This year I spent NYE with a shipload of sailors… real sailors. Shanties and all. I will never forget that
Apart from that, one of my favourite parts of the New Year is my new year letter to myself from the year before…
Let me explain…
Every year I write a letter to myself to read in exactly 1 year. January 1st is a convenient time to write this letter since everyone else is so motivated about starting new things or self-improvement. (I’ve kept this resolution for at least 5 years!!) It’s not that I don’t have friends that I write to myself (I promise, I do! There’s a reason I’m not reblogging everything!). This letter from the past is a great reminder that I’m not the same person after 1 year. We grow, make mistakes, learn, love, get our hearts broken, achieve, fail, and get back up. The process is beautiful.
What do I write to myself? I ask myself questions… years ago I remember reading a previous letter asking whether or not I was married… that’s hilarious. Anyways, I write about my job(s) or lack thereof, the hobbies I entertain myself with, and even predictions I have for myself in the next year. In 2013 I predicted that the current job I have now would be a character-defining factor in my life, and BOY, that’s the most accurate guess ever! It’s my first full-time job, and getting a wacky creative to tie herself down to a desk for 8 hours a day is like pulling teeth from a rabid badger.
This past year I road-tripped across the U.S. with my best friend, lost my dog, Sammy, got my first promotion, painted on stage/in public for the first time, watched my brothers graduate from college and high school, and made two new best friends. A lot happens in a year and it’s too easy to forget unless we reflect…
I highly recommend doing this since it provides a sense of perspective. It shows you how much you can grow in a year, and even how you learn best. It teaches you that it’s ok to take risks once in a while. Writing these reflective letters can inspire you to live more whimsically or to invest more time in relationships rather than work.
Here are some topics to write on if you’d like to give this a try, but don’t know where to start:
- Your highlights of the year
- Big achievements (graduation, career, new car, etc…) and failures
- Travel, adventures
- Friends, family and relationships
- What you hope for in the new year
- Questions you’d like to ask your future self
- Personal growth, worldview?
++++++
▶ **EXERCISE TASK 1**: In the yearly-letter post, for at least how many years has the writer kept the resolution?
▶ **EXERCISE TASK 2**: Please retype everything in the yearly-letter post from "What do I write" down to "a rabid badger.".
▶ **EXERCISE TASK 3**: Extend the yearly-letter post beyond its last line.
The material that comes next is from a different source.

▶ **DATASET EXTRACT**:
++++++
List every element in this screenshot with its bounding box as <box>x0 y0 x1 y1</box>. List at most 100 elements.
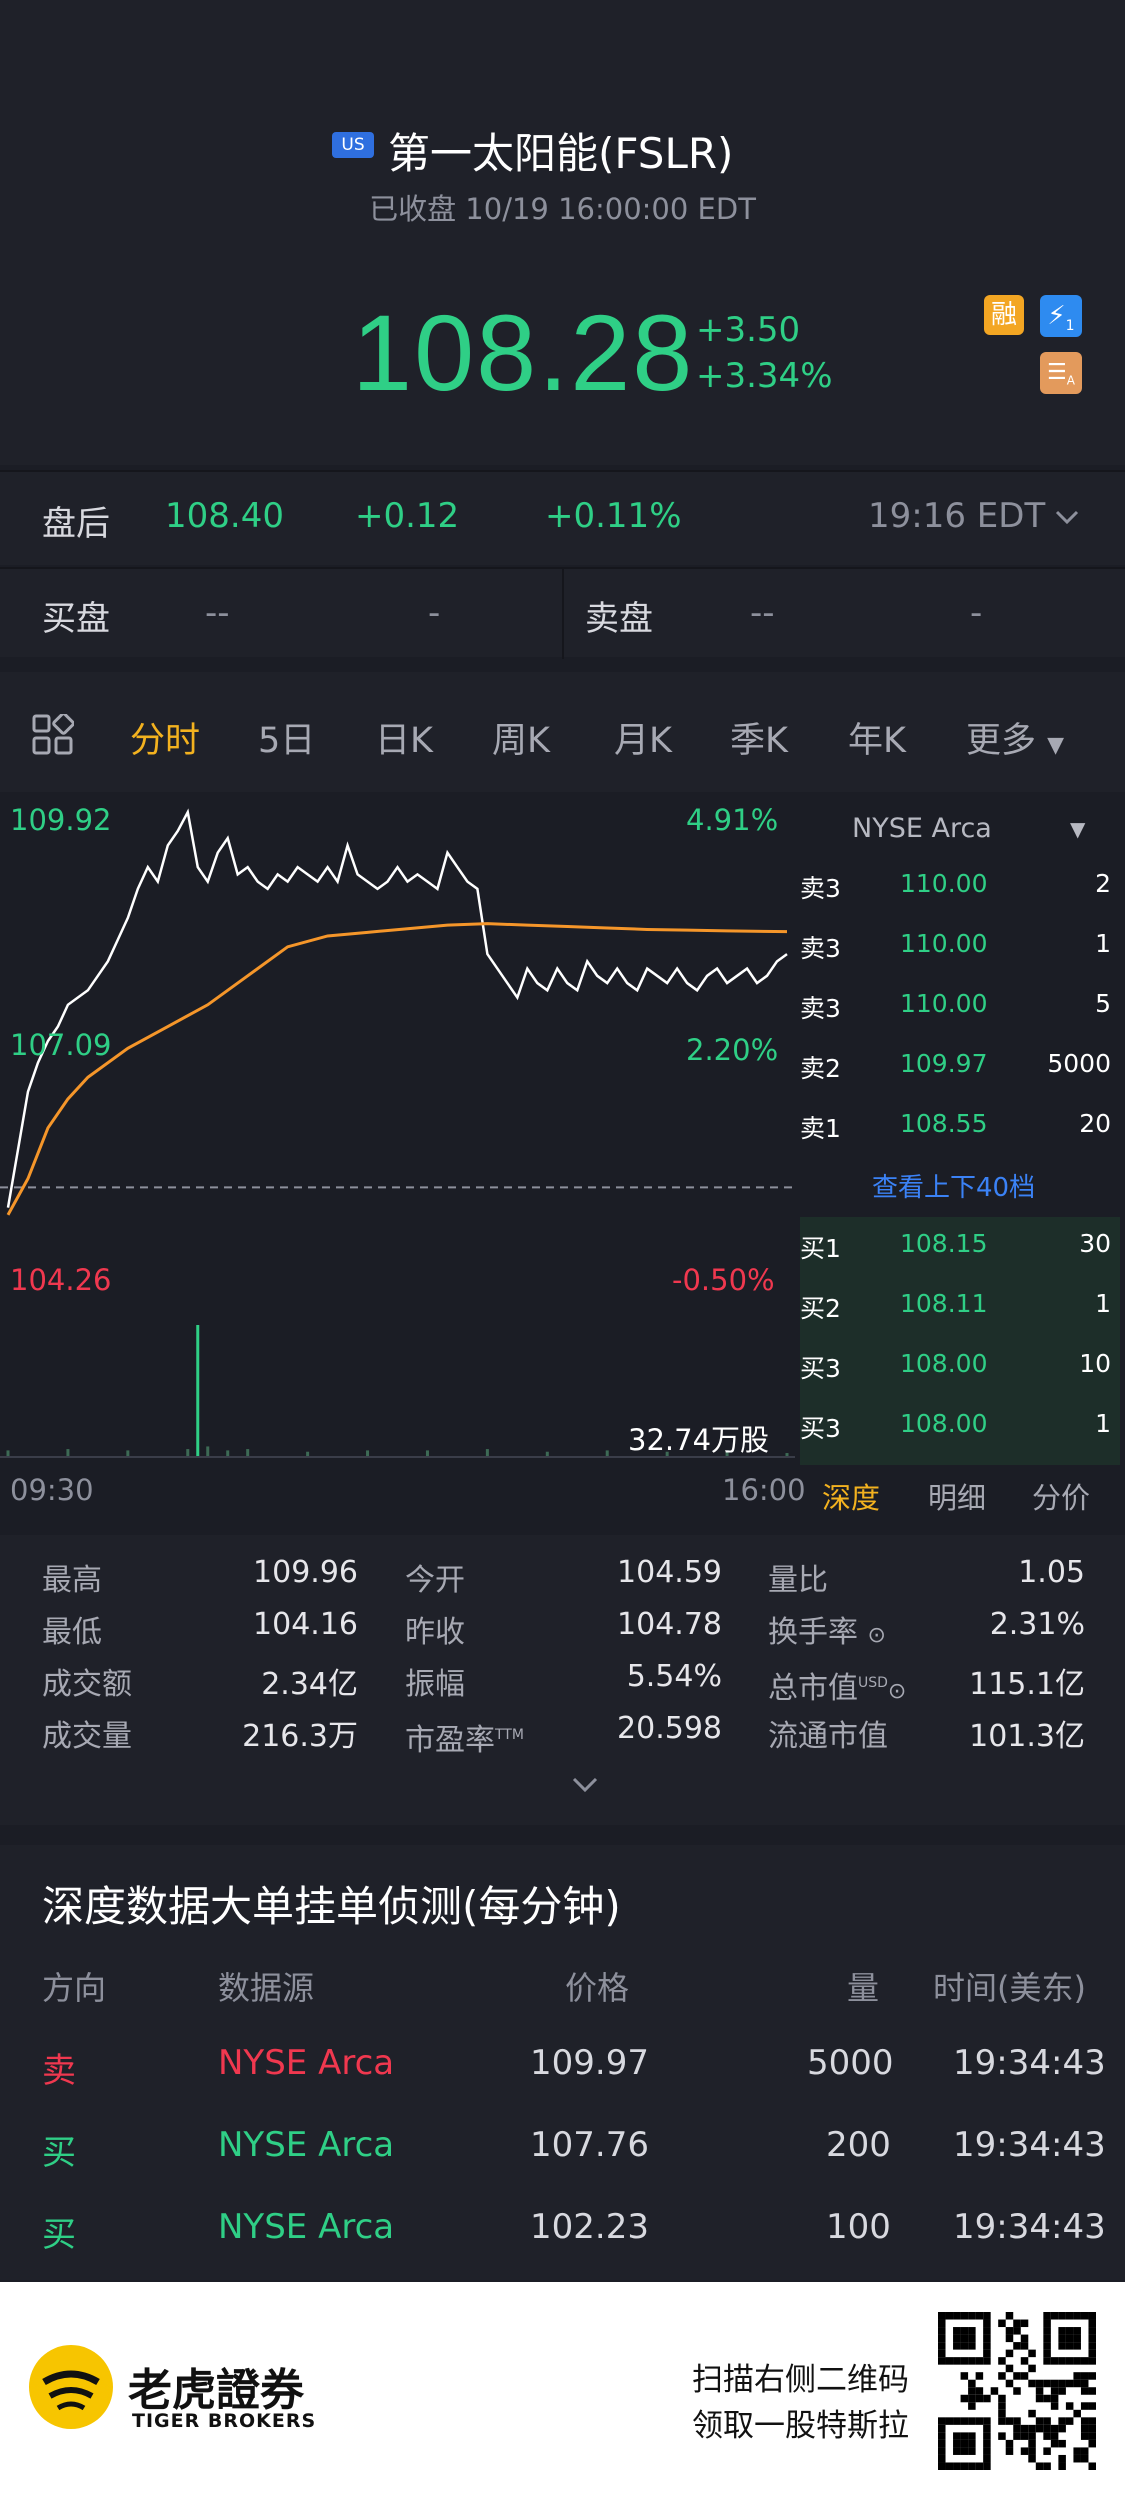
++++++
▶ **TASK ANSWER 1**: At least 5 years.

▶ **TASK ANSWER 2**:
What do I write to myself? I ask myself questions… years ago I remember reading a previous letter asking whether or not I was married… that’s hilarious. Anyways, I write about my job(s) or lack thereof, the hobbies I entertain myself with, and even predictions I have for myself in the next year. In 2013 I predicted that the current job I have now would be a character-defining factor in my life, and BOY, that’s the most accurate guess ever! It’s my first full-time job, and getting a wacky creative to tie herself down to a desk for 8 hours a day is like pulling teeth from a rabid badger.

▶ **TASK ANSWER 3**:
- Top 3 life lessons you learned
Some handy tips: I use Google Drive to store my letters in one doc so I can go back and read letters from years before if I desire. Plus, I won’t lose it and I can access it from anywhere with internet. To look back at events and choose my highlights or memorable moments, I go through pictures and even Facebook posts. This is incredibly helpful as you’ll constantly be surprised how much you achieve in a year!
Do you write New Years letters? How has that been going for you?
I’m usually ruminating on things I’ve learned while driving. It seems like a good use of time. Plus it keeps me from being frustrated from other drivers.
I realised last night behind the wheel that insecurities that I pump in my heart through my veins don’t just keep me from achieving more, they’re also damaging to the relationships around me, especially in the long run. Ah, the journey of life…
When my insecurities manifest to actions that don’t identify with who I truly am, it’s to protect myself, but in doing so, there’s a good chance I’m being manipulative.
Say my neighbor offers to cook me dinner because I lost my job and she’s feeling sorry for me. I could turn it down for a number of reasons: 1) it’s too much trouble for her and I don’t want to be a bother (false humility) 2) I don’t want to feel pitied (pride) or 3) I’m not worth her time and effort (self-hatred). These aren’t the only possible reasons one might turn a kind gesture down, but we’ll stick with these for now. The three reasons (and others) listed aren’t the facets that hurt my neighbor however. If I say no, and then put on a facade of optimism about employment in my response and I’m expecting her to leave me alone. I know how she will react and I am inducing her response by creating an persona that I don’t actually have.
While my enthusiastic no-thanks-I’m-doing-great-see? response will probably not physically or emotionally hurt my neighbor, it’s still an act of falsehood in an attempt to trigger an expected outcome from someone else. That, friends, is a form of control, no matter how sweet it looks in its straight-cut bangs, bow-tie flats, and peter-pan collar.
Not convinced? New scenario: I’m the president of the photography club in my college and a new person arrives. I flip on the PR-personality: no matter how crappy my day was or exhausted I am, I am fun-loving, inquisitive about everything in this newbie’s life (OMG, you do yoga too? I LOVE yoga!), and I am ready to party. "We should, like, hang out or something." In reality: I have no idea who this person is, they’ve never seen me before and we have no investment in each other. Plus, I hate yoga. I just want to get another member in the club, because… being in the club will make them happy, right? And it’ll make me look good because I think I need external approval to be happy, my drug a la insecurite. Or maybe I can just be me, let them be them*, welcome them and let them decide if they want to come back next week.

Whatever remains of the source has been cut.